Note:
The modelscope pipeline supports all the models in model zoo to inference and finetine. Here we take the typic models as examples to demonstrate the usage.
from modelscope.pipelines import pipeline
from modelscope.utils.constant import Tasks
inference_pipeline = pipeline(
task=Tasks.auto_speech_recognition,
model='damo/speech_paraformer-large_asr_nat-zh-cn-16k-common-vocab8404-pytorch',
)
rec_result = inference_pipeline(audio_in='https://isv-data.oss-cn-hangzhou.aliyuncs.com/ics/MaaS/ASR/test_audio/asr_example_zh.wav')
print(rec_result)
inference_pipeline = pipeline(
task=Tasks.auto_speech_recognition,
model='damo/speech_paraformer_asr_nat-zh-cn-16k-common-vocab8404-online',
)
import soundfile
speech, sample_rate = soundfile.read("example/asr_example.wav")

-=-=-=-=-

REQUESTS →
a) Answer these questions from the ModelScope speech recognition example:
(i) What value is passed as the task argument to pipeline?
(ii) Which model identifier is given to the second pipeline?
(iii) What file path is handed to soundfile.read?
b) Continue the ModelScope speech recognition example with the lines that come after its final one.

-=-=-=-=-

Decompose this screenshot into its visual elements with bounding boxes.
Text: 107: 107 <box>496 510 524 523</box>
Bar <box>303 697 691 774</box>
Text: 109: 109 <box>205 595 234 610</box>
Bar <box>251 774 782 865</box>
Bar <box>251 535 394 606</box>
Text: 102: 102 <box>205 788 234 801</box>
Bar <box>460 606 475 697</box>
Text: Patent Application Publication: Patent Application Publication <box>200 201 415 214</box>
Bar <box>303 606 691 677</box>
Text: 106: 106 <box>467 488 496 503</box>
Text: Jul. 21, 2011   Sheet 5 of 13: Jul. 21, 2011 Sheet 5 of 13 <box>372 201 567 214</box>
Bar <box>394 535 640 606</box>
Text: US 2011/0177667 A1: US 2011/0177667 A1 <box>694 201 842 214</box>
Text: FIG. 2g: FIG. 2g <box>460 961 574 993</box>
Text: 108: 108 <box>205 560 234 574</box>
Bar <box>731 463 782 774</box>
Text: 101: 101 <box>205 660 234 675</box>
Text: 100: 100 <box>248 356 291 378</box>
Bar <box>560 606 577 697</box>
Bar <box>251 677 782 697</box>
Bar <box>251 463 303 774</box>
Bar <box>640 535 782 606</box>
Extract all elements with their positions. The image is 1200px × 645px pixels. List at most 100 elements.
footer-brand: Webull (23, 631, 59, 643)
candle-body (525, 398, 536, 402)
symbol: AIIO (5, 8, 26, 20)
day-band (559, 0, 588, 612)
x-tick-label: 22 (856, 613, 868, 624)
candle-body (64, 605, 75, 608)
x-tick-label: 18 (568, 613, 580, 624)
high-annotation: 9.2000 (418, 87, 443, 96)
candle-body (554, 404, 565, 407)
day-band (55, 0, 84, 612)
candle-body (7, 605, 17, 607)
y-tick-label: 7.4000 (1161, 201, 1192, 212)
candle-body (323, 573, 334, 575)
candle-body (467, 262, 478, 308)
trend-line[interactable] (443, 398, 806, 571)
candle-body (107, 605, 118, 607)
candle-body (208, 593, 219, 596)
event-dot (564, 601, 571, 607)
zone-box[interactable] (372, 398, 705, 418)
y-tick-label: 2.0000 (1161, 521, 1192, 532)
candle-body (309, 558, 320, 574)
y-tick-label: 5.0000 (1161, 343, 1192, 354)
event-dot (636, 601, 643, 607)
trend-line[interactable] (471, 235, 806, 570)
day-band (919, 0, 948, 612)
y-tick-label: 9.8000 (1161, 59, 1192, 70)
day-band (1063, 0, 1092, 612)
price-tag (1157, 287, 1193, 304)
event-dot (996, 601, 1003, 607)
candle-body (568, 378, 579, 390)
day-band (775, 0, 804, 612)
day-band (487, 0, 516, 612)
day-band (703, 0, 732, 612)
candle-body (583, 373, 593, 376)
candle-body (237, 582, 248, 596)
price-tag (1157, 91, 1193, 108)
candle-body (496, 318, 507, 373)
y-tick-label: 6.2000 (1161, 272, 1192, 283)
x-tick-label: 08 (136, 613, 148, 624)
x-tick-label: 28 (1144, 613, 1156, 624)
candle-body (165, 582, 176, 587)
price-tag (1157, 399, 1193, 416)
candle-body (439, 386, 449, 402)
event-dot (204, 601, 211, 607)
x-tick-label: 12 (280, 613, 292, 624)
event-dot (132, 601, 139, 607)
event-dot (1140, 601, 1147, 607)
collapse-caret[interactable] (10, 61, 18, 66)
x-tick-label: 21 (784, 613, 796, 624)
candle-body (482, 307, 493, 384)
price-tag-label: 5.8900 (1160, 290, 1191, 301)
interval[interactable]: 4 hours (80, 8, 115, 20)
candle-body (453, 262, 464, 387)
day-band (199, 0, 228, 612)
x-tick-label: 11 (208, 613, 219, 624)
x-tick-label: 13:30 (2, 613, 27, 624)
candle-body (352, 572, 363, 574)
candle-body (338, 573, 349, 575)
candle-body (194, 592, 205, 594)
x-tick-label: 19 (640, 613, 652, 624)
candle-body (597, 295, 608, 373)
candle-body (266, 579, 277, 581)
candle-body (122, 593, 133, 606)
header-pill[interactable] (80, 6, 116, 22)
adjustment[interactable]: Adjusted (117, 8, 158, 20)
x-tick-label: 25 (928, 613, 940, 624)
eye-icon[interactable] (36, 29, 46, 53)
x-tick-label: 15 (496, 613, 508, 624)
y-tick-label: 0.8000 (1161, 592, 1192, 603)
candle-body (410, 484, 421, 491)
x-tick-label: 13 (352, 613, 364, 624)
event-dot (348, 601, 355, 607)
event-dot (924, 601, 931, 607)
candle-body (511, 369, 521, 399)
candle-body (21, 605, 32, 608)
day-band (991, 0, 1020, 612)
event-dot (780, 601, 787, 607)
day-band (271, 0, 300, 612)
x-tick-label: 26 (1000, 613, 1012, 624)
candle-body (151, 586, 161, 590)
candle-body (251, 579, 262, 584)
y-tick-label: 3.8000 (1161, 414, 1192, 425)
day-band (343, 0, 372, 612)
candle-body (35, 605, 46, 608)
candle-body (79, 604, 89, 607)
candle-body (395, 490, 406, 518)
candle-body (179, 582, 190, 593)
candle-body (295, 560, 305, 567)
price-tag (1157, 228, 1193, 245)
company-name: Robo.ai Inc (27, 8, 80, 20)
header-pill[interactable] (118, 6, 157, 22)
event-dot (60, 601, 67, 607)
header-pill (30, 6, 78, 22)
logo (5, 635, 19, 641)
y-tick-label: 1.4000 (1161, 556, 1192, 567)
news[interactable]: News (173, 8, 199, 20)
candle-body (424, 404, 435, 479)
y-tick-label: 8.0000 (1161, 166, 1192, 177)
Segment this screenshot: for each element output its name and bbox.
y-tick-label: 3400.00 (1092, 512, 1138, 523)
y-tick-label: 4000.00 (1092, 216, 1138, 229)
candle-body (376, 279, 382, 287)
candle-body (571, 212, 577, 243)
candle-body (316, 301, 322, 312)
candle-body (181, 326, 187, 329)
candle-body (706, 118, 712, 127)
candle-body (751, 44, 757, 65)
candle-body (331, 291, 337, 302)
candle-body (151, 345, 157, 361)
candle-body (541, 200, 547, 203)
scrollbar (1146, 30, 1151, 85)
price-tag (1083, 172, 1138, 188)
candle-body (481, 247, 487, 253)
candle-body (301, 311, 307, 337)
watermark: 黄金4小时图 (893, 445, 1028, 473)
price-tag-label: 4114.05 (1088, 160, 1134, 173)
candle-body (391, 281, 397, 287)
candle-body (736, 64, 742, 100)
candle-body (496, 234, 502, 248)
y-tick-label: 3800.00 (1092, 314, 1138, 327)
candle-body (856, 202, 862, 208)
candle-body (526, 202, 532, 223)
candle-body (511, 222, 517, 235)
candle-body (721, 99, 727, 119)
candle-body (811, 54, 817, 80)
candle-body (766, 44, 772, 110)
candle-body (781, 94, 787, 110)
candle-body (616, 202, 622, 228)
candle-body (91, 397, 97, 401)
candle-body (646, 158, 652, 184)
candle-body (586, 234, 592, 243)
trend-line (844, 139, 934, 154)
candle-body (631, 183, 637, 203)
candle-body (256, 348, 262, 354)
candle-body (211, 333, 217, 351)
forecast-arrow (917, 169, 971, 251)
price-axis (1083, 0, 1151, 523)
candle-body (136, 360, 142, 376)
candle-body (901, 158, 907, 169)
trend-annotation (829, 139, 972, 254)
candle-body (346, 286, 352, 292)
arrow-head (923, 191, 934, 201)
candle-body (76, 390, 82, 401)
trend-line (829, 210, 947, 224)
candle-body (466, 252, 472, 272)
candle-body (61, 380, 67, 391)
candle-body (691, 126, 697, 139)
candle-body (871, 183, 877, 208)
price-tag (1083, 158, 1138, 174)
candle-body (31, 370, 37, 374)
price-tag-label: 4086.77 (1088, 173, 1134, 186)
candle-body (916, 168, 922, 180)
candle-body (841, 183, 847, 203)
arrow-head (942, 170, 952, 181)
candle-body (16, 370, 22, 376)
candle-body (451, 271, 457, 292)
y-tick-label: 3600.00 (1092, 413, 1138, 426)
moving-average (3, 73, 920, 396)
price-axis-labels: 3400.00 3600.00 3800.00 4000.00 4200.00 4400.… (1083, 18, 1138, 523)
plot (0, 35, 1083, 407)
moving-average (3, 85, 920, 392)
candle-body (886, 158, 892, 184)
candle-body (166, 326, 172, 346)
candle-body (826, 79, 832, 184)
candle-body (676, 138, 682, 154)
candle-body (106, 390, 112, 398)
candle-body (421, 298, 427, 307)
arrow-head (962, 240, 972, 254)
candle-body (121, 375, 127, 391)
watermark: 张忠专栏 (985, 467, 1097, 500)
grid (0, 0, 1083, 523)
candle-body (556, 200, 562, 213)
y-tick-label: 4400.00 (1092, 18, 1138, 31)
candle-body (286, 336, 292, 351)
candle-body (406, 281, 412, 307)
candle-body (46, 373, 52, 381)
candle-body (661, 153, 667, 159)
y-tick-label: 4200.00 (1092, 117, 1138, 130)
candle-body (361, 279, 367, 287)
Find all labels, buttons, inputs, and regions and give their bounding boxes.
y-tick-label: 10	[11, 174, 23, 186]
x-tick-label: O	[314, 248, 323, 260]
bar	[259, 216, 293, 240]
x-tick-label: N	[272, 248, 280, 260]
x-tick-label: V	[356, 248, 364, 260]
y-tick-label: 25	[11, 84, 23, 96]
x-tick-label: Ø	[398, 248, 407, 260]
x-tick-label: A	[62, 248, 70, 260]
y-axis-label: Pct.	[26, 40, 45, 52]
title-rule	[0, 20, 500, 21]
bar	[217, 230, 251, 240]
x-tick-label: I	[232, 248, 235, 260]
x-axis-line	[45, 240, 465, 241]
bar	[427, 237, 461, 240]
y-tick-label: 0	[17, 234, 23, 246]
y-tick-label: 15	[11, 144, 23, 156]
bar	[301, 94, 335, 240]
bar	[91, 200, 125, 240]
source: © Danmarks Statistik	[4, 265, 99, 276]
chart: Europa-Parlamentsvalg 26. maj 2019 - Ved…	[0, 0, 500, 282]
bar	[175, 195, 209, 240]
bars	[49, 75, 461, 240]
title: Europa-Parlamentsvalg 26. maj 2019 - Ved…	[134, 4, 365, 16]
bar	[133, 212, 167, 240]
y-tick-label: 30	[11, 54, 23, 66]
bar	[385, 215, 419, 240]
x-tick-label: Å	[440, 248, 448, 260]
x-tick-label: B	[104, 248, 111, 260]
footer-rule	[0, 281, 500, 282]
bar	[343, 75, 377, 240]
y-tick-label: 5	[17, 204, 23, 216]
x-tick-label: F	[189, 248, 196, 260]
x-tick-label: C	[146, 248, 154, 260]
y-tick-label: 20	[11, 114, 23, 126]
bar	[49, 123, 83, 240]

-=-=-=-=-

ANSWERS BY TASK →
a)
(i) Tasks.auto_speech_recognition
(ii) 'damo/speech_paraformer_asr_nat-zh-cn-16k-common-vocab8404-online'
(iii) "example/asr_example.wav"

b)
param_dict = {"cache": dict(), "is_final": False}
chunk_stride = 7680# 480ms
# first chunk, 480ms
speech_chunk = speech[0:chunk_stride]
rec_result = inference_pipeline(audio_in=speech_chunk, param_dict=param_dict)
print(rec_result)
# next chunk, 480ms
speech_chunk = speech[chunk_stride:chunk_stride+chunk_stride]
rec_result = inference_pipeline(audio_in=speech_chunk, param_dict=param_dict)
print(rec_result)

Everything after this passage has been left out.